DOCUMENT>
=======

60m/5MHz conditions

I know many people have horribly noisy RF environments thanks to all the naff consumer electronics we stuff our houses with nowadays. Some people have to suffer semi-permanent S9 noise levels. Out on the hills, the difference is quite stunning. Yesterday on Uamh Bheag (pronounce sort of like “hoover beg”) local propagation on 60m was very, very strong and the summit is nice and remote which means the noise level was very, very low.

GB3WES was the strongest I’ve ever heard it, almost painfully loud. Louder than GB3ORK by a big margin. What amazed me was this was the first time I ever heard all the power level steps on the beacon transmission. 10W to (by my reckoning) 158uW in 9 steps and every single one was distinct in the FT-817’s standard SSB B/W. Even at that tiny output level, the signal was quite easy to copy above the wind noise etc. on the summit. At home I often hear GB3ORK or GB3RAL nearly as strong, GB3WES being the nearest is noticably weaker. The best I’ve heard at home is 5 steps and that’s when the S6 noise monster has gone away.

=======

DATA EXCERPT>
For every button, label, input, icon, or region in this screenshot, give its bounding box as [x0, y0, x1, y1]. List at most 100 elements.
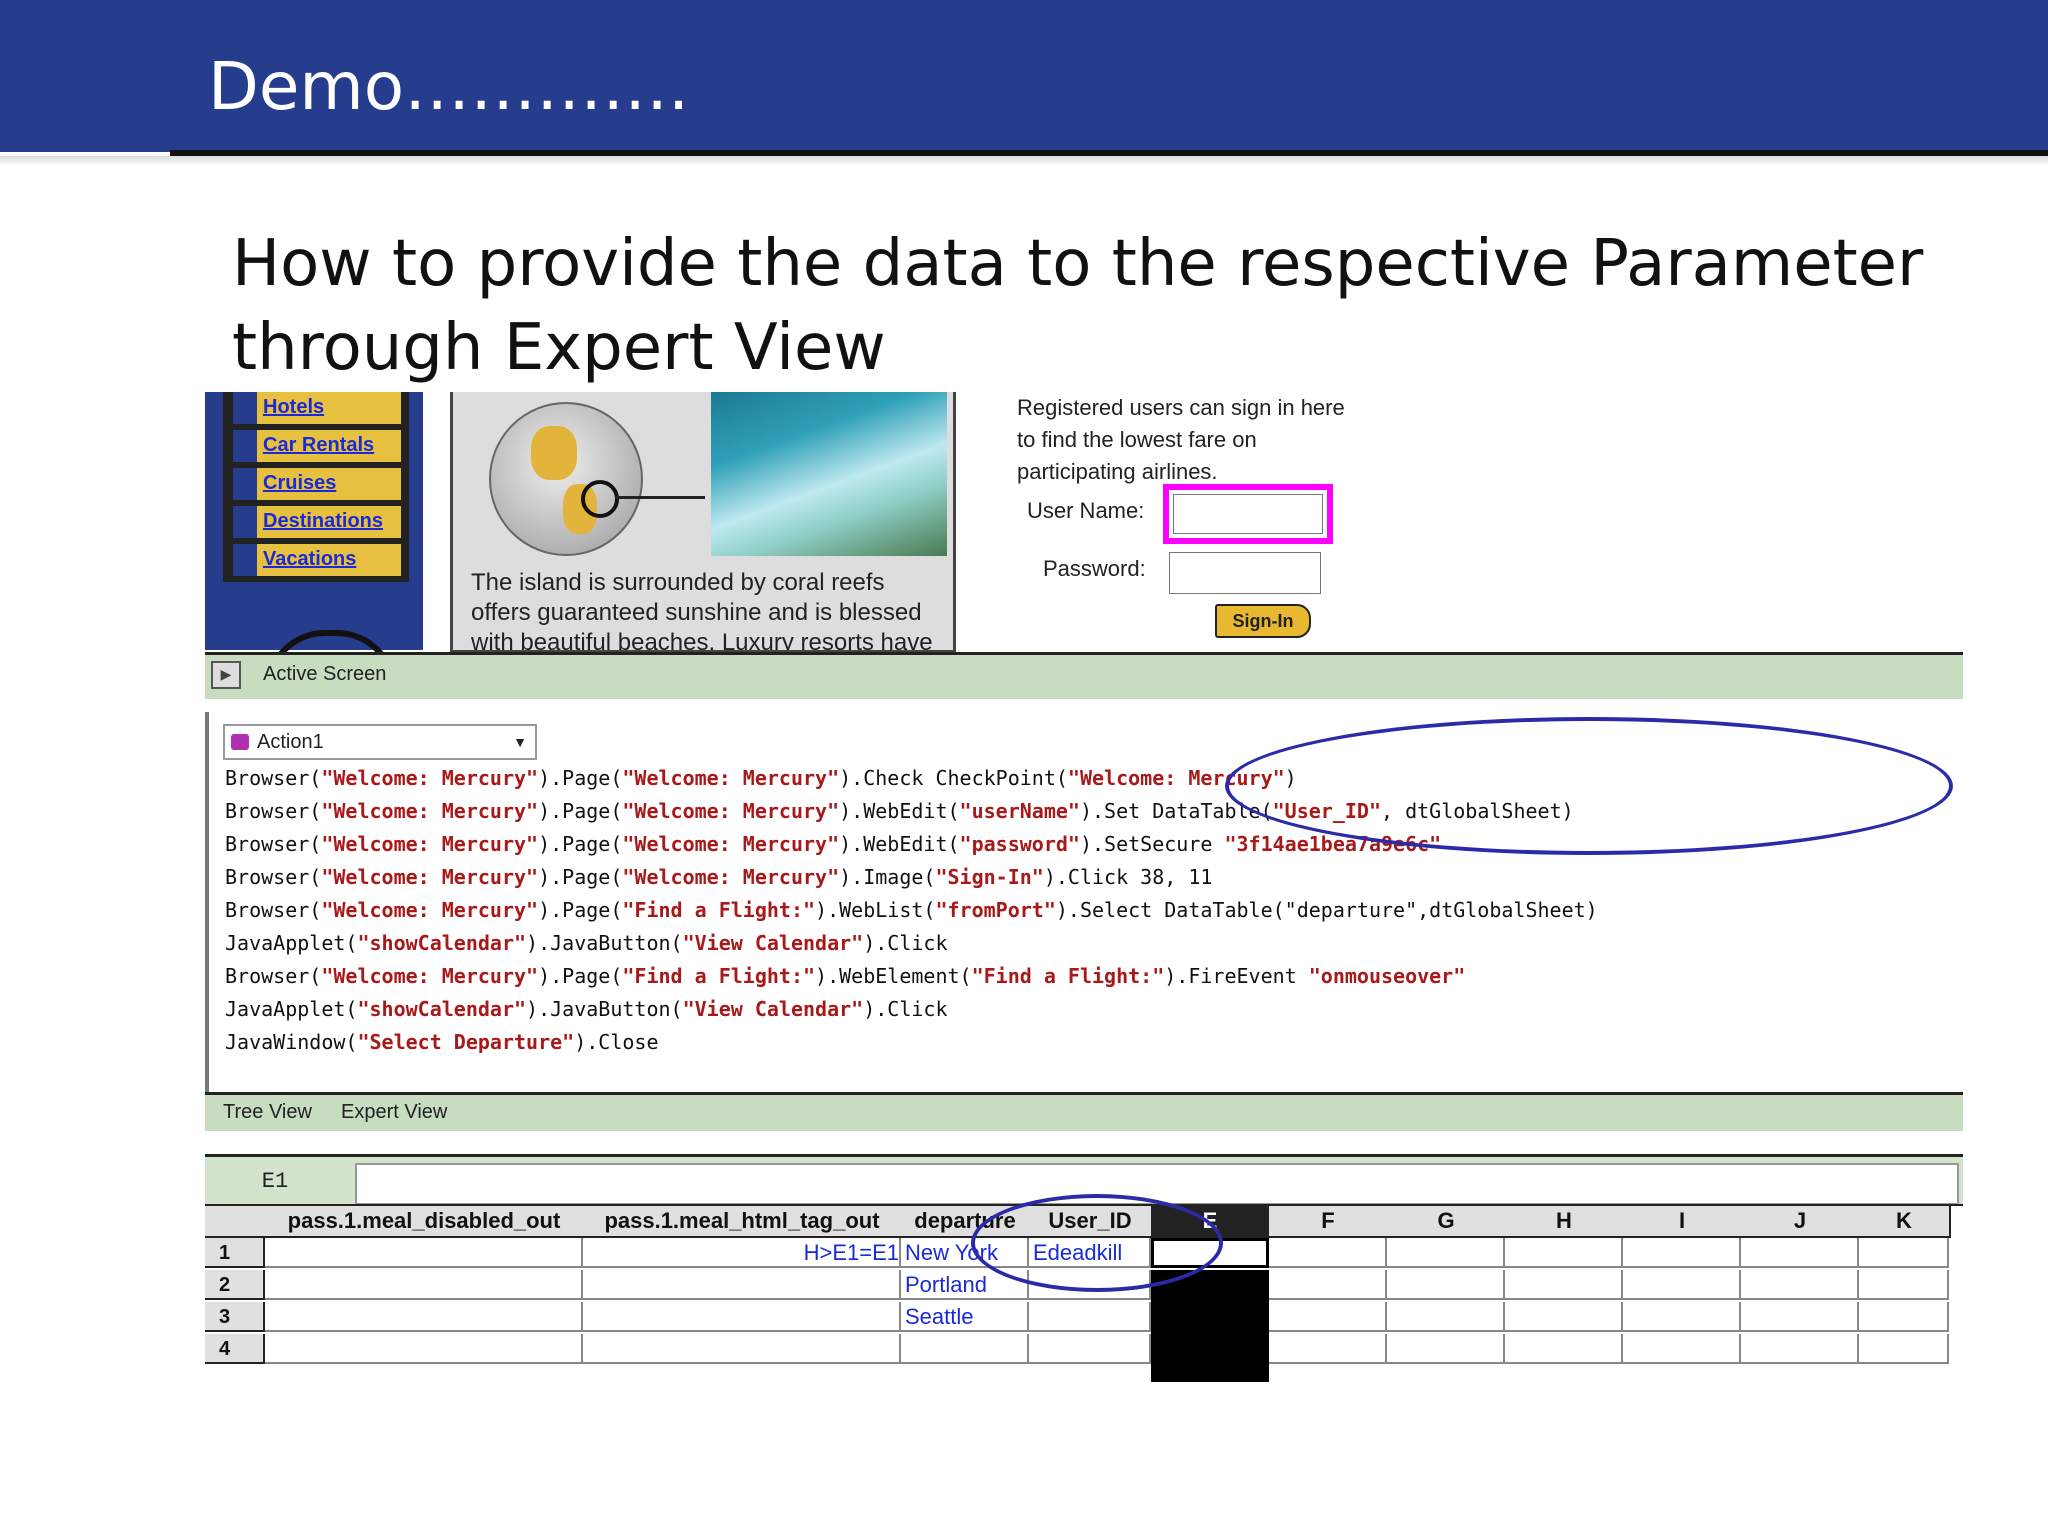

=======

THE PROBLEM>
In the post on 60m/5MHz conditions, which beacon was louder than GB3ORK by a big margin on the summit?

ANSWER BELOW>
GB3WES